**TASK DESCRIPTION:**
Reproduce the town description below word for word, from start to finish.

**EXCERPTED PASSAGE:**

◆ ◆ ◆

Description
The user finds themselves inside of a small, rectangular town. Pink buildings encircle a clear blue lake, with no visible exit from the road which follows its edge. In the lake, the reflection of the town can be seen. Nearer to the player, a bridge stretches across the lake, and on the opposite end of the lake, a pier stretches into it. People are scattered about the town, walking around, sitting, or standing, going about their lives. Approaching and speaking with the residents reveals the simple society and economy of the town. Its everyday people are generally distrustful of difference and find their purpose in diving and digging for stones to give to the rulers in exchange for property rights. After talking with the king about stones, a mysterious light appears at the end of the pier.
Upon interacting with the light, most light disappears. A subtle mirroring of building positions suggest this is not the same place, though the same people are scattered about. Faint lights illuminate the road, and a bright spotlight falls on the most cheerful peasant from the first town. Approaching and interacting with the residents, the user finds that they residents no longer recognize the player. Instead, as the user moves from scene to scene, the underlying emotional and political complexities of the town unveil themselves. An overly cheerful peasant lives with depression. A busy wife cheats on her yearning husband. Virtuous rulers exploit the labor of the people for valuables without proper compensation or explanation of their worth. An angry witch sees all but does nothing, for the wizard keeps everyone under illusion. A charismatic and responsible king submits to the dutiful queen’s insistence on greed despite his guilty conscience, as well as the waning powers and reasoned council of his trusted wizard A loyal servant to the queen kills a merchant who refuses to explain how they arrived in the town, driven mad by her suspicions of the rulers.

◆ ◆ ◆

**STORED RECORDS:**
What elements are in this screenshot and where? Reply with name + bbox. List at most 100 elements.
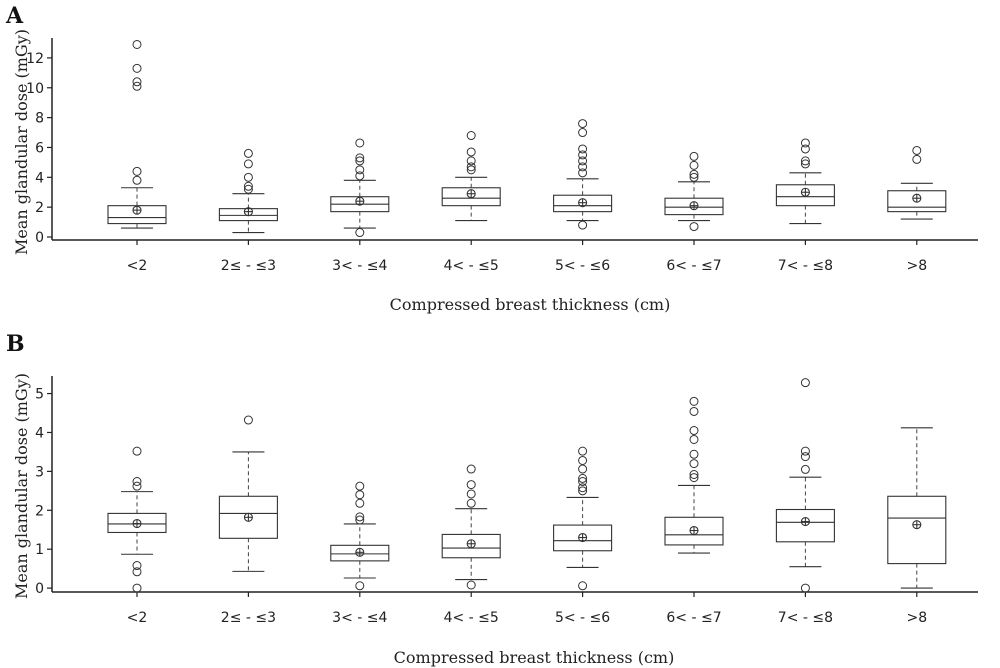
panel-a-outlier-point bbox=[355, 171, 365, 181]
panel-a-outlier-point bbox=[243, 148, 253, 158]
panel-a-category-label: >8 bbox=[906, 258, 927, 274]
panel-b-outlier-point bbox=[578, 486, 588, 496]
panel-b-box bbox=[887, 495, 947, 565]
panel-b-outlier-point bbox=[355, 498, 365, 508]
panel-b-outlier-point bbox=[689, 434, 699, 444]
panel-b-category-label: 6< - ≤7 bbox=[666, 610, 721, 626]
panel-a-outlier-point bbox=[132, 39, 142, 49]
panel-b-outlier-point bbox=[466, 498, 476, 508]
panel-b-outlier-point bbox=[132, 476, 142, 486]
panel-b-outlier-point bbox=[800, 464, 810, 474]
panel-a-y-axis-title: Mean glandular dose (mGy) bbox=[12, 29, 31, 255]
panel-b-outlier-point bbox=[466, 480, 476, 490]
panel-a-outlier-point bbox=[578, 119, 588, 129]
panel-b-category-label: 3< - ≤4 bbox=[332, 610, 387, 626]
panel-a-outlier-point bbox=[689, 151, 699, 161]
panel-b-outlier-point bbox=[800, 452, 810, 462]
panel-a-category-label: 7< - ≤8 bbox=[778, 258, 833, 274]
panel-a-outlier-point bbox=[912, 154, 922, 164]
panel-b-label: B bbox=[6, 331, 25, 357]
panel-a-outlier-point bbox=[578, 144, 588, 154]
panel-b-outlier-point bbox=[689, 459, 699, 469]
panel-a-category-label: 3< - ≤4 bbox=[332, 258, 387, 274]
panel-a-category-label: 5< - ≤6 bbox=[555, 258, 610, 274]
panel-a-outlier-point bbox=[466, 162, 476, 172]
panel-a-y-tick-label: 2 bbox=[35, 200, 44, 216]
panel-a-outlier-point bbox=[466, 147, 476, 157]
panel-b-outlier-point bbox=[578, 476, 588, 486]
panel-b-category-label: >8 bbox=[906, 610, 927, 626]
panel-b-category-label: 4< - ≤5 bbox=[444, 610, 499, 626]
panel-b-outlier-point bbox=[689, 396, 699, 406]
panel-b-category-label: <2 bbox=[127, 610, 148, 626]
panel-b-x-axis-title: Compressed breast thickness (cm) bbox=[394, 648, 675, 667]
panel-a-outlier-point bbox=[800, 144, 810, 154]
panel-a-outlier-point bbox=[689, 169, 699, 179]
panel-b-category-label: 5< - ≤6 bbox=[555, 610, 610, 626]
panel-a-outlier-point bbox=[800, 138, 810, 148]
panel-a-outlier-point bbox=[355, 228, 365, 238]
panel-a-outlier-point bbox=[578, 162, 588, 172]
panel-a-outlier-point bbox=[912, 145, 922, 155]
panel-b-outlier-point bbox=[466, 489, 476, 499]
panel-b-outlier-point bbox=[689, 406, 699, 416]
panel-b-outlier-point bbox=[578, 464, 588, 474]
panel-a-outlier-point bbox=[578, 150, 588, 160]
panel-b-outlier-point bbox=[578, 581, 588, 591]
panel-a-category-label: 4< - ≤5 bbox=[444, 258, 499, 274]
panel-b-outlier-point bbox=[132, 446, 142, 456]
panel-b-outlier-point bbox=[355, 490, 365, 500]
panel-b-outlier-point bbox=[355, 481, 365, 491]
panel-b-plot: 0 1 2 3 4 5 <2 2≤ - ≤3 3< - ≤4 4< - ≤5 5< - ≤6 6< -… bbox=[35, 376, 978, 626]
panel-b-outlier-point bbox=[689, 449, 699, 459]
panel-b-outlier-point bbox=[132, 481, 142, 491]
panel-b-outlier-point bbox=[578, 473, 588, 483]
panel-b-outlier-point bbox=[132, 567, 142, 577]
panel-b-outlier-point bbox=[132, 561, 142, 571]
panel-a-outlier-point bbox=[466, 165, 476, 175]
panel-b-outlier-point bbox=[466, 580, 476, 590]
panel-b-y-tick-label: 2 bbox=[35, 503, 44, 519]
panel-a-outlier-point bbox=[689, 222, 699, 232]
panel-b-outlier-point bbox=[243, 415, 253, 425]
panel-b-y-axis-title: Mean glandular dose (mGy) bbox=[12, 373, 31, 599]
panel-a-label: A bbox=[5, 3, 24, 29]
panel-b-y-tick-label: 1 bbox=[35, 542, 44, 558]
panel-a-y-tick-label: 10 bbox=[26, 81, 44, 97]
panel-a-category-label: 6< - ≤7 bbox=[666, 258, 721, 274]
panel-a-outlier-point bbox=[132, 77, 142, 87]
panel-b-category-label: 7< - ≤8 bbox=[778, 610, 833, 626]
panel-b-outlier-point bbox=[800, 446, 810, 456]
panel-b-y-tick-label: 0 bbox=[35, 581, 44, 597]
panel-b-y-tick-label: 3 bbox=[35, 464, 44, 480]
panel-b-outlier-point bbox=[578, 446, 588, 456]
panel-a-outlier-point bbox=[132, 81, 142, 91]
panel-a-category-label: <2 bbox=[127, 258, 148, 274]
panel-b-outlier-point bbox=[689, 426, 699, 436]
panel-b-outlier-point bbox=[355, 581, 365, 591]
panel-b-outlier-point bbox=[800, 378, 810, 388]
panel-a-outlier-point bbox=[689, 172, 699, 182]
panel-a-outlier-point bbox=[578, 156, 588, 166]
panel-a-y-tick-label: 4 bbox=[35, 170, 44, 186]
panel-b-outlier-point bbox=[132, 583, 142, 593]
panel-a-outlier-point bbox=[355, 156, 365, 166]
panel-b-outlier-point bbox=[578, 483, 588, 493]
panel-a-outlier-point bbox=[243, 159, 253, 169]
panel-a-outlier-point bbox=[689, 160, 699, 170]
panel-a-outlier-point bbox=[355, 138, 365, 148]
panel-a-outlier-point bbox=[466, 131, 476, 141]
panel-a-x-axis-title: Compressed breast thickness (cm) bbox=[390, 295, 671, 314]
panel-a-outlier-point bbox=[466, 156, 476, 166]
panel-a-outlier-point bbox=[243, 184, 253, 194]
panel-b-outlier-point bbox=[355, 512, 365, 522]
panel-b-outlier-point bbox=[355, 515, 365, 525]
panel-a-y-tick-label: 12 bbox=[26, 51, 44, 67]
panel-a-outlier-point bbox=[243, 172, 253, 182]
panel-b-outlier-point bbox=[800, 583, 810, 593]
panel-b-category-label: 2≤ - ≤3 bbox=[221, 610, 276, 626]
panel-a-outlier-point bbox=[800, 159, 810, 169]
panel-b-y-tick-label: 4 bbox=[35, 425, 44, 441]
panel-a-outlier-point bbox=[578, 220, 588, 230]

◆ ◆ ◆

**SOLUTION FOR THIS EXERCISE:**
Description
The user finds themselves inside of a small, rectangular town. Pink buildings encircle a clear blue lake, with no visible exit from the road which follows its edge. In the lake, the reflection of the town can be seen. Nearer to the player, a bridge stretches across the lake, and on the opposite end of the lake, a pier stretches into it. People are scattered about the town, walking around, sitting, or standing, going about their lives. Approaching and speaking with the residents reveals the simple society and economy of the town. Its everyday people are generally distrustful of difference and find their purpose in diving and digging for stones to give to the rulers in exchange for property rights. After talking with the king about stones, a mysterious light appears at the end of the pier.
Upon interacting with the light, most light disappears. A subtle mirroring of building positions suggest this is not the same place, though the same people are scattered about. Faint lights illuminate the road, and a bright spotlight falls on the most cheerful peasant from the first town. Approaching and interacting with the residents, the user finds that they residents no longer recognize the player. Instead, as the user moves from scene to scene, the underlying emotional and political complexities of the town unveil themselves. An overly cheerful peasant lives with depression. A busy wife cheats on her yearning husband. Virtuous rulers exploit the labor of the people for valuables without proper compensation or explanation of their worth. An angry witch sees all but does nothing, for the wizard keeps everyone under illusion. A charismatic and responsible king submits to the dutiful queen’s insistence on greed despite his guilty conscience, as well as the waning powers and reasoned council of his trusted wizard A loyal servant to the queen kills a merchant who refuses to explain how they arrived in the town, driven mad by her suspicions of the rulers.